▸ **Exercise prompt**: Check every line of the entries for "this", and copy the lines that hold it.

[START The records]

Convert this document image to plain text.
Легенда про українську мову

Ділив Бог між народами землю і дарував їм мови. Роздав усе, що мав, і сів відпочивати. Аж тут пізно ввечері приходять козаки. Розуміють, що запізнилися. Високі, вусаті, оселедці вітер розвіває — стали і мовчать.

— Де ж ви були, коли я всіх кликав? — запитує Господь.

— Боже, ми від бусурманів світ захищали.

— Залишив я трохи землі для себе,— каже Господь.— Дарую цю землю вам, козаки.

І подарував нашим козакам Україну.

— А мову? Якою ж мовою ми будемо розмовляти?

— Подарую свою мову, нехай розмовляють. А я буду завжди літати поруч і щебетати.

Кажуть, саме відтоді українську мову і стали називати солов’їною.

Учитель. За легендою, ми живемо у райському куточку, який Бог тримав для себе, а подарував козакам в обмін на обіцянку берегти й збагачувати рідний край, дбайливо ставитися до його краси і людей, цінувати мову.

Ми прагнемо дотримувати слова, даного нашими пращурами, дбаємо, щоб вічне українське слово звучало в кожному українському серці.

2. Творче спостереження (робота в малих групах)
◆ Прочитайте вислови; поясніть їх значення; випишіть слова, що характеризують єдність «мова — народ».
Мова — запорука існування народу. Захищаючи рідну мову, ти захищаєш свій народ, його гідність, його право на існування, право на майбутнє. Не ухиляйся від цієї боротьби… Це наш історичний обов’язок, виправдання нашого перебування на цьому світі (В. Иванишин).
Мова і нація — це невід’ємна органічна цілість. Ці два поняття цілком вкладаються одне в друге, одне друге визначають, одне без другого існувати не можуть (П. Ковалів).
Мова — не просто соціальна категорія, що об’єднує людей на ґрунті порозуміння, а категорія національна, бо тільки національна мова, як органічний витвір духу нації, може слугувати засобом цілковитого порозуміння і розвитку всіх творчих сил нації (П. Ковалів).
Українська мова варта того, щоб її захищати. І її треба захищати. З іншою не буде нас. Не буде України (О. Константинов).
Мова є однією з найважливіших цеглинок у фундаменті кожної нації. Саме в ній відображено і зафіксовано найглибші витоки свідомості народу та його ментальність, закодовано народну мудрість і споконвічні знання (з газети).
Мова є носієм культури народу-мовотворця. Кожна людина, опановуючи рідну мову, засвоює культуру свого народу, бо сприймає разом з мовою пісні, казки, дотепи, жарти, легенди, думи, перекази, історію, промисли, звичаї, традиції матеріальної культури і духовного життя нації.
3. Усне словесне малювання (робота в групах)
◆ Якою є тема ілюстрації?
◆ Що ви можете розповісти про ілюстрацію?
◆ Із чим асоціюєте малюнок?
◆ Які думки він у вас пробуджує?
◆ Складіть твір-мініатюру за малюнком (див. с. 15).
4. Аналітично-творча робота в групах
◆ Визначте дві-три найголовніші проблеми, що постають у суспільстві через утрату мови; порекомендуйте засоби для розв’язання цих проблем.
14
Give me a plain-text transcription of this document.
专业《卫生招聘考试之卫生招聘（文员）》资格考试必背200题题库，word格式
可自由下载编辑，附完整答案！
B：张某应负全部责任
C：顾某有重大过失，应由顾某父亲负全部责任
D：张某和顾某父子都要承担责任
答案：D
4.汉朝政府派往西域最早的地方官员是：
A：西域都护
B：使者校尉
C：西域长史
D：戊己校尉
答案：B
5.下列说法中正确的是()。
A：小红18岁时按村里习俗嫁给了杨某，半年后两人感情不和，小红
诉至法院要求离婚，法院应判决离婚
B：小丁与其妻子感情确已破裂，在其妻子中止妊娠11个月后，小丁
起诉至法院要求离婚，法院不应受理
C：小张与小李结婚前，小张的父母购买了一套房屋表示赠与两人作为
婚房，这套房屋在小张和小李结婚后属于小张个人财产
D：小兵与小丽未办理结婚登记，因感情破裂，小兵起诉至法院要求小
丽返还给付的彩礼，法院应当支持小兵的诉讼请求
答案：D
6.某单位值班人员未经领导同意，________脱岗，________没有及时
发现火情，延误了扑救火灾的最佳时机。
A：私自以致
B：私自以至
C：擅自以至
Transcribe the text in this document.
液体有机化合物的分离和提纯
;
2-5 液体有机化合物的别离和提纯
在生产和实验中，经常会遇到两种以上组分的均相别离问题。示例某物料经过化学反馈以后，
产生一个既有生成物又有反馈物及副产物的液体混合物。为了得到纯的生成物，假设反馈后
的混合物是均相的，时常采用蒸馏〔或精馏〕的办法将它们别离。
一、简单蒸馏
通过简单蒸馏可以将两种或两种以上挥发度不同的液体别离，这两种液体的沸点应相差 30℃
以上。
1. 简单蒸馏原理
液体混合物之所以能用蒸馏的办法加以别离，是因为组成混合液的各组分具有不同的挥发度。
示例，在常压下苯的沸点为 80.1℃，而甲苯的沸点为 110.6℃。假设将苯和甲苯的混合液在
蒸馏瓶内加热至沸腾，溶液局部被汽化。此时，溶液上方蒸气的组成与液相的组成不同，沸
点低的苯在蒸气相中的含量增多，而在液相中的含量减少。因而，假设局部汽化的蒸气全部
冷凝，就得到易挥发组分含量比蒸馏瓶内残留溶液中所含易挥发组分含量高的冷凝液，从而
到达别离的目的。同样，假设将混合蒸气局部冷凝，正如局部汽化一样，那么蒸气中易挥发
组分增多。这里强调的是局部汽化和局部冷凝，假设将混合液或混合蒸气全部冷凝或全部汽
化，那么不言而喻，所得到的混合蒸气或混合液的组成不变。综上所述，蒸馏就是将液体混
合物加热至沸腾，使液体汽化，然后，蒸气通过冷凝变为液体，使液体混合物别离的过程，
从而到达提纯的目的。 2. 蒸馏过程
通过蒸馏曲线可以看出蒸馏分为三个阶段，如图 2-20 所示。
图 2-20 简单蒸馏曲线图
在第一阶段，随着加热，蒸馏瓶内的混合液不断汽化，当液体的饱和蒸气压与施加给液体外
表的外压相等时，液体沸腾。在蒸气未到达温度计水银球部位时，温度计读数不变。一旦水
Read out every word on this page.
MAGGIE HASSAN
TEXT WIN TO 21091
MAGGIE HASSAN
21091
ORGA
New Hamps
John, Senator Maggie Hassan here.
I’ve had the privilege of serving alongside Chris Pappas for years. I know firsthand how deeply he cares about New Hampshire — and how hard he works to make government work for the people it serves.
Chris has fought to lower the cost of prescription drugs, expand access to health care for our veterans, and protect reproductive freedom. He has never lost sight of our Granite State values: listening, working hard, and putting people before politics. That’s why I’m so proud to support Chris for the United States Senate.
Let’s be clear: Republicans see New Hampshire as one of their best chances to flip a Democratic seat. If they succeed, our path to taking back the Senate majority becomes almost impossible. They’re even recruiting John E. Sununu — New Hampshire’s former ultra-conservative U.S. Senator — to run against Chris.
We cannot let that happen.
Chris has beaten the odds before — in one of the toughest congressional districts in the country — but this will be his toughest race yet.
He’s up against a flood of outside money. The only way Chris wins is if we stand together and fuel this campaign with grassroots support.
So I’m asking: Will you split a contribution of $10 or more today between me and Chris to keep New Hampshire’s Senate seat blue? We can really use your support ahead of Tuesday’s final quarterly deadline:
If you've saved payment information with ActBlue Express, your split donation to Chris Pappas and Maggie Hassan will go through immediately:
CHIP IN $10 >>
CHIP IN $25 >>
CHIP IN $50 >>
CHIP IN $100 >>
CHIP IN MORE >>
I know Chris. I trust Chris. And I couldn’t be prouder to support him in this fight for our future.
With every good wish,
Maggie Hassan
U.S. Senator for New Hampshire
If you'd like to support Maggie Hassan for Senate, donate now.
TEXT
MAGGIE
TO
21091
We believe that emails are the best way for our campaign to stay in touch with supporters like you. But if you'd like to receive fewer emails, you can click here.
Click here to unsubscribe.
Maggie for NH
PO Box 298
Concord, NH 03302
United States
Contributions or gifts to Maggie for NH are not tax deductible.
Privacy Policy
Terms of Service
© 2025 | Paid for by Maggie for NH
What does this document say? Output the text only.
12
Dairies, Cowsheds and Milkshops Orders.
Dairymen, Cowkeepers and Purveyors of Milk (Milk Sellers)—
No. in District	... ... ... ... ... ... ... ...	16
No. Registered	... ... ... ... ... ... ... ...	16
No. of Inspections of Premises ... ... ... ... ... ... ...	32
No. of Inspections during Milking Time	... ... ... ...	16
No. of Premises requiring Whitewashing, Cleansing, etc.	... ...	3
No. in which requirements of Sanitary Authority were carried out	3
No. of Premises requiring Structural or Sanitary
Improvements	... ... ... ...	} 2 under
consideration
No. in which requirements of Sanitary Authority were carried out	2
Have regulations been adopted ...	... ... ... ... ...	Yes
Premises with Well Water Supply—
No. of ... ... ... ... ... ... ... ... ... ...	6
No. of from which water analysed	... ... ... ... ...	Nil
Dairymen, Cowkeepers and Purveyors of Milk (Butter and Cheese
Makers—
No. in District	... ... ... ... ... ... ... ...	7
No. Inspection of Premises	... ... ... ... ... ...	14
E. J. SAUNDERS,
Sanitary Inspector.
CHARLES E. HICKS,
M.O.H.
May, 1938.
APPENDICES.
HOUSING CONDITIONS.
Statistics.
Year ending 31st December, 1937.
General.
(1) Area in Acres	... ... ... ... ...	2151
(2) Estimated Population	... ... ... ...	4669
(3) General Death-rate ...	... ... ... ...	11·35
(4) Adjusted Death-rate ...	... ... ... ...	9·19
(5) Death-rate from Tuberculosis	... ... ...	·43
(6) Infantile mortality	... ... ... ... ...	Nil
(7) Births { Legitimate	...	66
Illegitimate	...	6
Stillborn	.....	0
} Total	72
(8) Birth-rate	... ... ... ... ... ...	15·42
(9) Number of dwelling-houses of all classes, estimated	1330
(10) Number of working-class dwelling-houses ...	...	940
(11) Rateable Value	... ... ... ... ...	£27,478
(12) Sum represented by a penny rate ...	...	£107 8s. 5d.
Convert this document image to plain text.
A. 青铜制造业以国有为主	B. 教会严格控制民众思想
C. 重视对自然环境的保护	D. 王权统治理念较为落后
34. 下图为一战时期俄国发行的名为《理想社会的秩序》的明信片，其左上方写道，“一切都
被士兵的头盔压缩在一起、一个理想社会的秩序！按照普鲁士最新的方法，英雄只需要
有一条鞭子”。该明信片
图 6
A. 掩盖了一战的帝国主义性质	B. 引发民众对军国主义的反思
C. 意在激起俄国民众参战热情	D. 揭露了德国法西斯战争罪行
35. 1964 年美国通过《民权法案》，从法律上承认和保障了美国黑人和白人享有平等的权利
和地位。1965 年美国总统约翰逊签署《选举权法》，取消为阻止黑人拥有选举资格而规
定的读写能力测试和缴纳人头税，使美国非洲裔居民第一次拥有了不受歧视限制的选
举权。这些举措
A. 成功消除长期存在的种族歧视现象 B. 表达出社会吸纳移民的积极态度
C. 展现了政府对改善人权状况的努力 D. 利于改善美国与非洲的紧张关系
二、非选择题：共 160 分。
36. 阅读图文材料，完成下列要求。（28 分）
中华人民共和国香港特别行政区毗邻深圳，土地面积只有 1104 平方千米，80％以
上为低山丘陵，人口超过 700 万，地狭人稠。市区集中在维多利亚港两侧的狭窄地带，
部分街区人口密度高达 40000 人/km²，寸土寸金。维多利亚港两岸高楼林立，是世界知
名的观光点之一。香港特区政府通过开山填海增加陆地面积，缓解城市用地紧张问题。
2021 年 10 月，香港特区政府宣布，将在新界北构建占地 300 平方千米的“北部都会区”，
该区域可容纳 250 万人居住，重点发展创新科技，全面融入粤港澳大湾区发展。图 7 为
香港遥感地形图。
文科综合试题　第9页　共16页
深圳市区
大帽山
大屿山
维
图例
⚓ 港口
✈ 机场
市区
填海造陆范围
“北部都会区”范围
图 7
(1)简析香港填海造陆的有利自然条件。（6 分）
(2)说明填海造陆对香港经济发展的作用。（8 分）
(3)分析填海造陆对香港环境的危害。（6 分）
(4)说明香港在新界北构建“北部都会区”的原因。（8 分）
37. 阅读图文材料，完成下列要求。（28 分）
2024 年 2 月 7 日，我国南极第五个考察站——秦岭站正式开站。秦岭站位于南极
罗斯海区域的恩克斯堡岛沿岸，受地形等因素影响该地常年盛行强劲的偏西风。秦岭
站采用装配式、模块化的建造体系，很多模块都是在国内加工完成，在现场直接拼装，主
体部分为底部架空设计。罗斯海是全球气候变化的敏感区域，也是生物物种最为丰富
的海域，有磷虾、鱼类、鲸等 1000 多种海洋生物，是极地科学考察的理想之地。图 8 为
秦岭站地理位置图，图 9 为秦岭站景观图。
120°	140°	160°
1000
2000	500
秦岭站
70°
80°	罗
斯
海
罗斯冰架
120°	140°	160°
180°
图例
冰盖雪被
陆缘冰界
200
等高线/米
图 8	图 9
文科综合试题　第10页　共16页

[END The records]

▸ **Finished exercise**:
Convert this document image to plain text.
Give me a plain-text transcription of this document.
Transcribe the text in this document.
Read out every word on this page.
Chris has beaten the odds before — in one of the toughest congressional districts in the country — but this will be his toughest race yet.
He’s up against a flood of outside money. The only way Chris wins is if we stand together and fuel this campaign with grassroots support.
I know Chris. I trust Chris. And I couldn’t be prouder to support him in this fight for our future.
What does this document say? Output the text only.
Convert this document image to plain text.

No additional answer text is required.